## Source passage
________________________
They decided to leave Kankakee but stopped for gas first. At the gas station, Graefnitz met two "gentlemen" who said they would help them find a place to buy drugs.

¶ 20 The two men got into the vehicle Waschke was driving, and one of the men gave him directions to an apartment building. When they arrived at the apartment building, Graefnitz and the two men exited the vehicle and went inside. A minute or two later, Waschke heard three gunshots. After that, he saw Graefnitz, who looked hurt or wounded, come out of the building and collapse. The two men ran behind the back of the building, and Waschke sped off. He circled the block a couple of times. By the third time, ambulances and fire trucks had arrived.

¶ 21 Moore testified that he entered into an agreement with the State to testify against defendant in exchange for pleading guilty to armed robbery against Graefnitz and serving a 25-year prison sentence. Moore testified that on December 27, 2008, he and defendant stopped at a gas station to buy snacks. As they walked out of the gas station, a white man approached them and asked if they knew where he could buy crack cocaine. Defendant told him he could get some on South Chicago Avenue. Defendant and Moore got into a vehicle with the man and two other individuals and directed the driver to South Chicago.

¶ 22 When they arrived at 512 South Chicago, the driver parked, and Moore, Graefnitz and defendant exited the vehicle. They entered the vestibule of the apartment building, and defendant pressed a button to be buzzed in to another door. While they waited, a black male and black female entered the vestibule. They were carrying groceries and went upstairs.

¶ 23 Graefnitz told Moore and defendant they were taking too long, and defendant pulled out his gun and told Graefnitz to "run what he had," which meant he was being robbed. Graefnitz ran, defendant followed, and Moore heard two gunshots. After that, Moore ran outside and saw

Graefnitz on the ground by a car. Defendant was standing a couple feet away from Graefnitz, who was saying, "Please don't hurt me."

¶ 24 Moore and defendant ran in the direction of a friend's house. The friend was not home, but they saw another friend, Travis Watson, sitting in his car in the alley. They walked up to Watson, and defendant told him he had just "popped a nigga'," which meant he had shot someone.

¶ 25 On cross-examination, Moore testified that he did not remember if he had ever told anyone before trial that defendant said he "popped a nigga'." On re-direct, he testified, over defense counsel's objections, that he consistently reported to police and others that defendant was the shooter and that defendant told Watson that he shot someone on the night of the murder.
________________________
## Written problem A
Retype the testimony passage word for word from "Graefnitz on the" up to and including "had shot someone.".
## Written problem B
Continue the testimony passage beyond its final sentence.
________________________
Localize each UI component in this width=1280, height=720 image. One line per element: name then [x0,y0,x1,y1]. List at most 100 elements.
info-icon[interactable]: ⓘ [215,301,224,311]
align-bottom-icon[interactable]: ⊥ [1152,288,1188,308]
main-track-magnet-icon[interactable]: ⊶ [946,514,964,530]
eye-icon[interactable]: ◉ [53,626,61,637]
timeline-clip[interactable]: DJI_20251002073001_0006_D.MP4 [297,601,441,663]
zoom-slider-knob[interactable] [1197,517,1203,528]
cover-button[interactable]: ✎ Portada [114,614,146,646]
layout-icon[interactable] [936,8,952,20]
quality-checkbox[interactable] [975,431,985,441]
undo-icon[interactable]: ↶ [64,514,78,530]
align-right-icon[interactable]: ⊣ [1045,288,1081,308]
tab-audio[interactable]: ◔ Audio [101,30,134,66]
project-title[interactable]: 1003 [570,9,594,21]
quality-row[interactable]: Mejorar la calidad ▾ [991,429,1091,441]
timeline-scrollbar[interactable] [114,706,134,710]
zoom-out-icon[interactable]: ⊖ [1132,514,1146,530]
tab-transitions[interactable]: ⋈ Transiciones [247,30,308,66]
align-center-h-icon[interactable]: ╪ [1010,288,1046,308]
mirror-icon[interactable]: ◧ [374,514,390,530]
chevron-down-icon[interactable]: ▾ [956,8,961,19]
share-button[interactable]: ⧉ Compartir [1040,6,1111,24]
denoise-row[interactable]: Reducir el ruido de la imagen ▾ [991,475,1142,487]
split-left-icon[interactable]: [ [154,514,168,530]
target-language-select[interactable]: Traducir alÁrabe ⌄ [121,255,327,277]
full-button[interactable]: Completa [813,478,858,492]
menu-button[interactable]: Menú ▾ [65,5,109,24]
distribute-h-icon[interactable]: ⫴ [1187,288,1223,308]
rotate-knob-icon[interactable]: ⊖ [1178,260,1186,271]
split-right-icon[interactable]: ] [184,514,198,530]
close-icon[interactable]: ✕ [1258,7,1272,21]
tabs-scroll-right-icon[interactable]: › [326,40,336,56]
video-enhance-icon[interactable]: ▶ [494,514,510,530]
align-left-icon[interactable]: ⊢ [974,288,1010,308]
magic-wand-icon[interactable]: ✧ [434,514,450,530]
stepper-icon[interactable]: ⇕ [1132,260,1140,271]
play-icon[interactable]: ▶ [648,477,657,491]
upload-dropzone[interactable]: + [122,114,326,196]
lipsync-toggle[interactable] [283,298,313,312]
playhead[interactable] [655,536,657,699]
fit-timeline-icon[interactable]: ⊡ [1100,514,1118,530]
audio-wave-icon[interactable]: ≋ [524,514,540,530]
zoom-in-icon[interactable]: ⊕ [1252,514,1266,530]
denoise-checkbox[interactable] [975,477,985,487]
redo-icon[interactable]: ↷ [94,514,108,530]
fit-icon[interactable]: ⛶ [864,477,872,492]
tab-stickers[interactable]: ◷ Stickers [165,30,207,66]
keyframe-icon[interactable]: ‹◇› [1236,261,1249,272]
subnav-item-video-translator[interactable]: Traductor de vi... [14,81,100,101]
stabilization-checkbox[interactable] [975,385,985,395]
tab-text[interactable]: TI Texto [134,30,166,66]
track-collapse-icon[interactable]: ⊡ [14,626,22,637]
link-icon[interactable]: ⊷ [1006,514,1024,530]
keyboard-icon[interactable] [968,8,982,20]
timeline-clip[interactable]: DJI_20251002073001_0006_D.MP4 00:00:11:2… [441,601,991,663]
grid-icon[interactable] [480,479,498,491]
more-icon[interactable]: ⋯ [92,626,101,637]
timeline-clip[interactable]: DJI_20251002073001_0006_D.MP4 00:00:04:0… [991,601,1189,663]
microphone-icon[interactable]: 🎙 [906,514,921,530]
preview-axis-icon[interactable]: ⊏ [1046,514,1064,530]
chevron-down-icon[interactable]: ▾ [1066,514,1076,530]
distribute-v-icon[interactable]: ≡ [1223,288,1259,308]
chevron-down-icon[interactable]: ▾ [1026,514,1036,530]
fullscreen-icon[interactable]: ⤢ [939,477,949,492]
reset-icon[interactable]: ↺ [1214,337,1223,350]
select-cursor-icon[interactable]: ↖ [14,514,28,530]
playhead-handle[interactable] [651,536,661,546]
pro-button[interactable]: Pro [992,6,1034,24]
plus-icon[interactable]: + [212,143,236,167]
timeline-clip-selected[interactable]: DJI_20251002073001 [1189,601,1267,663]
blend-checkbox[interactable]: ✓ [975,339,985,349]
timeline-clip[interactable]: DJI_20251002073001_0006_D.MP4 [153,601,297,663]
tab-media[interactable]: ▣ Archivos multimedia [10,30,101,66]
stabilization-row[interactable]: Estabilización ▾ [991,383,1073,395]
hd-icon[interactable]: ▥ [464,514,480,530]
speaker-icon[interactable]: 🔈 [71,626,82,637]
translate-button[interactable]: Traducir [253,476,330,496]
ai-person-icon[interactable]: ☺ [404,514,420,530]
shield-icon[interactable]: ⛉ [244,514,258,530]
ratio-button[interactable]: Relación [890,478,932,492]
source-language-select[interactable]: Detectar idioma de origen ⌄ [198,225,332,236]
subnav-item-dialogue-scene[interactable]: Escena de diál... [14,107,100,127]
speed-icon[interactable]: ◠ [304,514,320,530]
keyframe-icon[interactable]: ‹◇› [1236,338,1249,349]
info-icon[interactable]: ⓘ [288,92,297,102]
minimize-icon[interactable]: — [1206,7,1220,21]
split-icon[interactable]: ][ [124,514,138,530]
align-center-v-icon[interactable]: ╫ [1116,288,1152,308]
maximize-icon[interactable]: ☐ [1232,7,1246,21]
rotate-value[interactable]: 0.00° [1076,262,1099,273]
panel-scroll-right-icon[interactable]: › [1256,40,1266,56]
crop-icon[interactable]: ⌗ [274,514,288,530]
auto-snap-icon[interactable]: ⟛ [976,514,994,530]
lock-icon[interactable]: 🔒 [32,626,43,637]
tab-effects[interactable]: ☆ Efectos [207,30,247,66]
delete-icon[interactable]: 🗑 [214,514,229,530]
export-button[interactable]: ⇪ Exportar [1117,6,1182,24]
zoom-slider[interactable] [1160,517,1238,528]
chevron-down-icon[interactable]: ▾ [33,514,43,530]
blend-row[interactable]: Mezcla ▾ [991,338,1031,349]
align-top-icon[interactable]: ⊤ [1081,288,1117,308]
________________________
## Answer A
Graefnitz on the ground by a car. Defendant was standing a couple feet away from Graefnitz, who was saying, "Please don't hurt me."

¶ 24 Moore and defendant ran in the direction of a friend's house. The friend was not home, but they saw another friend, Travis Watson, sitting in his car in the alley. They walked up to Watson, and defendant told him he had just "popped a nigga'," which meant he had shot someone.

## Answer B
¶ 26 Travis Watson testified that he was sitting in his car on December 27, 2008, when he saw defendant and Moore across the street. They approached his vehicle, and defendant said, "I just shot a nigger." Defendant appeared nervous. Defendant told him that "a white guy" wanted to buy some drugs, and he and Moore wanted "to get some money out of him." Defendant said that when tried to rob the man, he ran, so defendant shot him twice in the back.

¶ 27 On cross-examination, defense counsel attempted to question Watson about whether he was afraid of Moore and about alleged death threats he had received from "Moore's people." The State objected, and the trial court sustained the objection.

¶ 28 Mikyla Graves, who was dating Moore in December 2008, testified that she saw Moore with a handgun approximately two weeks prior to December 27, 2008. Shortly after that, she saw him with a shotgun.

¶ 29 Kankakee police officers testified that they did not recover any shell casings near the location where Graefnitz's body was found. Austin testified that a lack of casings usually means the weapon involved is a revolver.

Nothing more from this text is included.